((

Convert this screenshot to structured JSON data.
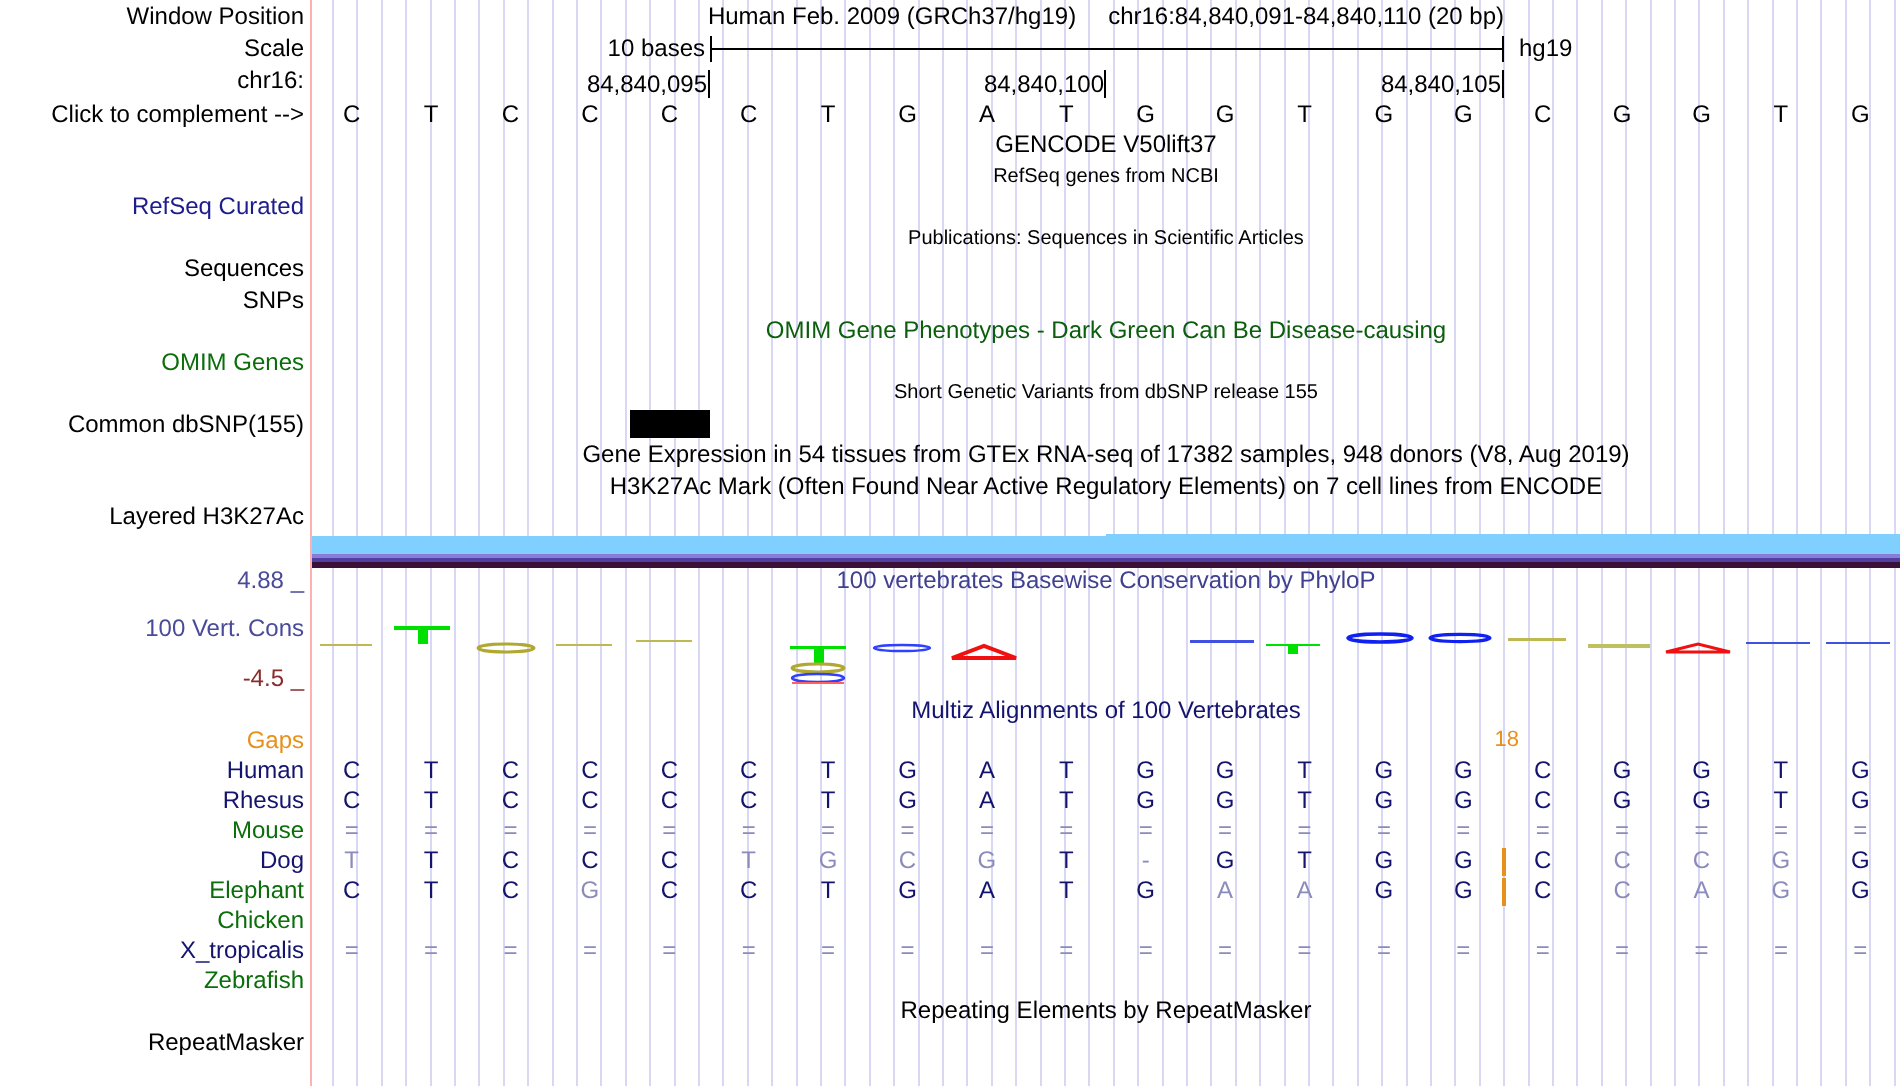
{
  "header": {
    "label": "Window Position",
    "title": "Human Feb. 2009 (GRCh37/hg19)",
    "position": "chr16:84,840,091-84,840,110 (20 bp)"
  },
  "scale": {
    "label": "Scale",
    "bar_label": "10 bases",
    "assembly": "hg19"
  },
  "ruler": {
    "label": "chr16:",
    "ticks": [
      "84,840,095",
      "84,840,100",
      "84,840,105"
    ]
  },
  "sequence": {
    "label": "Click to complement -->",
    "bases": [
      {
        "base": "C",
        "variant": false,
        "insertion_after": false
      },
      {
        "base": "T",
        "variant": false,
        "insertion_after": false
      },
      {
        "base": "C",
        "variant": false,
        "insertion_after": false
      },
      {
        "base": "C",
        "variant": false,
        "insertion_after": false
      },
      {
        "base": "C",
        "variant": true,
        "insertion_after": false
      },
      {
        "base": "C",
        "variant": false,
        "insertion_after": false
      },
      {
        "base": "T",
        "variant": false,
        "insertion_after": false
      },
      {
        "base": "G",
        "variant": false,
        "insertion_after": false
      },
      {
        "base": "A",
        "variant": false,
        "insertion_after": false
      },
      {
        "base": "T",
        "variant": false,
        "insertion_after": false
      },
      {
        "base": "G",
        "variant": false,
        "insertion_after": false
      },
      {
        "base": "G",
        "variant": false,
        "insertion_after": false
      },
      {
        "base": "T",
        "variant": false,
        "insertion_after": false
      },
      {
        "base": "G",
        "variant": false,
        "insertion_after": false
      },
      {
        "base": "G",
        "variant": false,
        "insertion_after": true
      },
      {
        "base": "C",
        "variant": false,
        "insertion_after": false
      },
      {
        "base": "G",
        "variant": false,
        "insertion_after": false
      },
      {
        "base": "G",
        "variant": false,
        "insertion_after": false
      },
      {
        "base": "T",
        "variant": false,
        "insertion_after": false
      },
      {
        "base": "G",
        "variant": false,
        "insertion_after": false
      }
    ]
  },
  "tracks": [
    {
      "kind": "title",
      "text": "GENCODE V50lift37",
      "color": "#000000"
    },
    {
      "kind": "subtitle",
      "text": "RefSeq genes from NCBI"
    },
    {
      "kind": "label",
      "label": "RefSeq Curated",
      "color": "#1c1c8c"
    },
    {
      "kind": "subtitle",
      "text": "Publications: Sequences in Scientific Articles"
    },
    {
      "kind": "label",
      "label": "Sequences",
      "color": "#000000"
    },
    {
      "kind": "label",
      "label": "SNPs",
      "color": "#000000"
    },
    {
      "kind": "title",
      "text": "OMIM Gene Phenotypes - Dark Green Can Be Disease-causing",
      "color": "#0b5e0b"
    },
    {
      "kind": "label",
      "label": "OMIM Genes",
      "color": "#0b6e0b"
    },
    {
      "kind": "subtitle",
      "text": "Short Genetic Variants from dbSNP release 155"
    },
    {
      "kind": "variants",
      "label": "Common dbSNP(155)",
      "color": "#000000"
    },
    {
      "kind": "title",
      "text": "Gene Expression in 54 tissues from GTEx RNA-seq of 17382 samples, 948 donors (V8, Aug 2019)",
      "color": "#000000"
    },
    {
      "kind": "title",
      "text": "H3K27Ac Mark (Often Found Near Active Regulatory Elements) on 7 cell lines from ENCODE",
      "color": "#000000"
    },
    {
      "kind": "label",
      "label": "Layered H3K27Ac",
      "color": "#000000"
    },
    {
      "kind": "signal"
    },
    {
      "kind": "conservation",
      "title": "100 vertebrates Basewise Conservation by PhyloP",
      "label": "100 Vert. Cons",
      "max_label": "4.88 _",
      "min_label": "-4.5 _"
    },
    {
      "kind": "title",
      "text": "Multiz Alignments of 100 Vertebrates",
      "color": "#14146e"
    },
    {
      "kind": "alignment",
      "gaps": {
        "label": "Gaps",
        "color": "#e8901c",
        "count": "18"
      },
      "species": [
        {
          "name": "Human",
          "color": "#14146e",
          "insertion": false,
          "bases": [
            "C",
            "T",
            "C",
            "C",
            "C",
            "C",
            "T",
            "G",
            "A",
            "T",
            "G",
            "G",
            "T",
            "G",
            "G",
            "C",
            "G",
            "G",
            "T",
            "G"
          ]
        },
        {
          "name": "Rhesus",
          "color": "#14146e",
          "insertion": false,
          "bases": [
            "C",
            "T",
            "C",
            "C",
            "C",
            "C",
            "T",
            "G",
            "A",
            "T",
            "G",
            "G",
            "T",
            "G",
            "G",
            "C",
            "G",
            "G",
            "T",
            "G"
          ]
        },
        {
          "name": "Mouse",
          "color": "#0b6e0b",
          "insertion": false,
          "bases": [
            "=",
            "=",
            "=",
            "=",
            "=",
            "=",
            "=",
            "=",
            "=",
            "=",
            "=",
            "=",
            "=",
            "=",
            "=",
            "=",
            "=",
            "=",
            "=",
            "="
          ]
        },
        {
          "name": "Dog",
          "color": "#14146e",
          "insertion": true,
          "bases": [
            "T",
            "T",
            "C",
            "C",
            "C",
            "T",
            "G",
            "C",
            "G",
            "T",
            "-",
            "G",
            "T",
            "G",
            "G",
            "C",
            "C",
            "C",
            "G",
            "G"
          ]
        },
        {
          "name": "Elephant",
          "color": "#0b6e0b",
          "insertion": true,
          "bases": [
            "C",
            "T",
            "C",
            "G",
            "C",
            "C",
            "T",
            "G",
            "A",
            "T",
            "G",
            "A",
            "A",
            "G",
            "G",
            "C",
            "C",
            "A",
            "G",
            "G"
          ]
        },
        {
          "name": "Chicken",
          "color": "#0b6e0b"
        },
        {
          "name": "X_tropicalis",
          "color": "#14146e",
          "insertion": false,
          "bases": [
            "=",
            "=",
            "=",
            "=",
            "=",
            "=",
            "=",
            "=",
            "=",
            "=",
            "=",
            "=",
            "=",
            "=",
            "=",
            "=",
            "=",
            "=",
            "=",
            "="
          ]
        },
        {
          "name": "Zebrafish",
          "color": "#0b6e0b"
        }
      ]
    },
    {
      "kind": "title",
      "text": "Repeating Elements by RepeatMasker",
      "color": "#000000"
    },
    {
      "kind": "label",
      "label": "RepeatMasker",
      "color": "#000000"
    }
  ]
}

))

→ Work order
Copy the records exactly; no image should appear in the result.

→ Reply to the task
Convert this screenshot to structured JSON data.
{
  "header": {
    "label": "Window Position",
    "title": "Human Feb. 2009 (GRCh37/hg19)",
    "position": "chr16:84,840,091-84,840,110 (20 bp)"
  },
  "scale": {
    "label": "Scale",
    "bar_label": "10 bases",
    "assembly": "hg19"
  },
  "ruler": {
    "label": "chr16:",
    "ticks": [
      "84,840,095",
      "84,840,100",
      "84,840,105"
    ]
  },
  "sequence": {
    "label": "Click to complement -->",
    "bases": [
      {
        "base": "C",
        "variant": false,
        "insertion_after": false
      },
      {
        "base": "T",
        "variant": false,
        "insertion_after": false
      },
      {
        "base": "C",
        "variant": false,
        "insertion_after": false
      },
      {
        "base": "C",
        "variant": false,
        "insertion_after": false
      },
      {
        "base": "C",
        "variant": true,
        "insertion_after": false
      },
      {
        "base": "C",
        "variant": false,
        "insertion_after": false
      },
      {
        "base": "T",
        "variant": false,
        "insertion_after": false
      },
      {
        "base": "G",
        "variant": false,
        "insertion_after": false
      },
      {
        "base": "A",
        "variant": false,
        "insertion_after": false
      },
      {
        "base": "T",
        "variant": false,
        "insertion_after": false
      },
      {
        "base": "G",
        "variant": false,
        "insertion_after": false
      },
      {
        "base": "G",
        "variant": false,
        "insertion_after": false
      },
      {
        "base": "T",
        "variant": false,
        "insertion_after": false
      },
      {
        "base": "G",
        "variant": false,
        "insertion_after": false
      },
      {
        "base": "G",
        "variant": false,
        "insertion_after": true
      },
      {
        "base": "C",
        "variant": false,
        "insertion_after": false
      },
      {
        "base": "G",
        "variant": false,
        "insertion_after": false
      },
      {
        "base": "G",
        "variant": false,
        "insertion_after": false
      },
      {
        "base": "T",
        "variant": false,
        "insertion_after": false
      },
      {
        "base": "G",
        "variant": false,
        "insertion_after": false
      }
    ]
  },
  "tracks": [
    {
      "kind": "title",
      "text": "GENCODE V50lift37",
      "color": "#000000"
    },
    {
      "kind": "subtitle",
      "text": "RefSeq genes from NCBI"
    },
    {
      "kind": "label",
      "label": "RefSeq Curated",
      "color": "#1c1c8c"
    },
    {
      "kind": "subtitle",
      "text": "Publications: Sequences in Scientific Articles"
    },
    {
      "kind": "label",
      "label": "Sequences",
      "color": "#000000"
    },
    {
      "kind": "label",
      "label": "SNPs",
      "color": "#000000"
    },
    {
      "kind": "title",
      "text": "OMIM Gene Phenotypes - Dark Green Can Be Disease-causing",
      "color": "#0b5e0b"
    },
    {
      "kind": "label",
      "label": "OMIM Genes",
      "color": "#0b6e0b"
    },
    {
      "kind": "subtitle",
      "text": "Short Genetic Variants from dbSNP release 155"
    },
    {
      "kind": "variants",
      "label": "Common dbSNP(155)",
      "color": "#000000"
    },
    {
      "kind": "title",
      "text": "Gene Expression in 54 tissues from GTEx RNA-seq of 17382 samples, 948 donors (V8, Aug 2019)",
      "color": "#000000"
    },
    {
      "kind": "title",
      "text": "H3K27Ac Mark (Often Found Near Active Regulatory Elements) on 7 cell lines from ENCODE",
      "color": "#000000"
    },
    {
      "kind": "label",
      "label": "Layered H3K27Ac",
      "color": "#000000"
    },
    {
      "kind": "signal"
    },
    {
      "kind": "conservation",
      "title": "100 vertebrates Basewise Conservation by PhyloP",
      "label": "100 Vert. Cons",
      "max_label": "4.88 _",
      "min_label": "-4.5 _"
    },
    {
      "kind": "title",
      "text": "Multiz Alignments of 100 Vertebrates",
      "color": "#14146e"
    },
    {
      "kind": "alignment",
      "gaps": {
        "label": "Gaps",
        "color": "#e8901c",
        "count": "18"
      },
      "species": [
        {
          "name": "Human",
          "color": "#14146e",
          "insertion": false,
          "bases": [
            "C",
            "T",
            "C",
            "C",
            "C",
            "C",
            "T",
            "G",
            "A",
            "T",
            "G",
            "G",
            "T",
            "G",
            "G",
            "C",
            "G",
            "G",
            "T",
            "G"
          ]
        },
        {
          "name": "Rhesus",
          "color": "#14146e",
          "insertion": false,
          "bases": [
            "C",
            "T",
            "C",
            "C",
            "C",
            "C",
            "T",
            "G",
            "A",
            "T",
            "G",
            "G",
            "T",
            "G",
            "G",
            "C",
            "G",
            "G",
            "T",
            "G"
          ]
        },
        {
          "name": "Mouse",
          "color": "#0b6e0b",
          "insertion": false,
          "bases": [
            "=",
            "=",
            "=",
            "=",
            "=",
            "=",
            "=",
            "=",
            "=",
            "=",
            "=",
            "=",
            "=",
            "=",
            "=",
            "=",
            "=",
            "=",
            "=",
            "="
          ]
        },
        {
          "name": "Dog",
          "color": "#14146e",
          "insertion": true,
          "bases": [
            "T",
            "T",
            "C",
            "C",
            "C",
            "T",
            "G",
            "C",
            "G",
            "T",
            "-",
            "G",
            "T",
            "G",
            "G",
            "C",
            "C",
            "C",
            "G",
            "G"
          ]
        },
        {
          "name": "Elephant",
          "color": "#0b6e0b",
          "insertion": true,
          "bases": [
            "C",
            "T",
            "C",
            "G",
            "C",
            "C",
            "T",
            "G",
            "A",
            "T",
            "G",
            "A",
            "A",
            "G",
            "G",
            "C",
            "C",
            "A",
            "G",
            "G"
          ]
        },
        {
          "name": "Chicken",
          "color": "#0b6e0b"
        },
        {
          "name": "X_tropicalis",
          "color": "#14146e",
          "insertion": false,
          "bases": [
            "=",
            "=",
            "=",
            "=",
            "=",
            "=",
            "=",
            "=",
            "=",
            "=",
            "=",
            "=",
            "=",
            "=",
            "=",
            "=",
            "=",
            "=",
            "=",
            "="
          ]
        },
        {
          "name": "Zebrafish",
          "color": "#0b6e0b"
        }
      ]
    },
    {
      "kind": "title",
      "text": "Repeating Elements by RepeatMasker",
      "color": "#000000"
    },
    {
      "kind": "label",
      "label": "RepeatMasker",
      "color": "#000000"
    }
  ]
}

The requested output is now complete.